# Brief
Exactly as given, repeat all of the entries.

Saved entries
#####
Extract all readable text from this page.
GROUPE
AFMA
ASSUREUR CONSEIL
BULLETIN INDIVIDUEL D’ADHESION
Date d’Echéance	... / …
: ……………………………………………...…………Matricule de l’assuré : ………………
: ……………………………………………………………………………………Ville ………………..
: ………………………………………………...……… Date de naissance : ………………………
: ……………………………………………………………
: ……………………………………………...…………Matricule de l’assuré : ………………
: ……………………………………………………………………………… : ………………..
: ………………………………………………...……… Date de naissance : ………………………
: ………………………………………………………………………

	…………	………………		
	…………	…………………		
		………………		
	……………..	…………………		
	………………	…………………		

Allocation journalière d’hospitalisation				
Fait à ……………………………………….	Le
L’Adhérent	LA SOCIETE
#####
# Expected output
Extract all readable text from this page.
GROUPE
AFMA
ASSUREUR CONSEIL
BULLETIN INDIVIDUEL D’ADHESION
Date d’Echéance	... / …
: ……………………………………………...…………Matricule de l’assuré : ………………
: ……………………………………………………………………………………Ville ………………..
: ………………………………………………...……… Date de naissance : ………………………
: ……………………………………………………………
: ……………………………………………...…………Matricule de l’assuré : ………………
: ……………………………………………………………………………… : ………………..
: ………………………………………………...……… Date de naissance : ………………………
: ………………………………………………………………………

	…………	………………		
	…………	…………………		
		………………		
	……………..	…………………		
	………………	…………………		

Allocation journalière d’hospitalisation				
Fait à ……………………………………….	Le
L’Adhérent	LA SOCIETE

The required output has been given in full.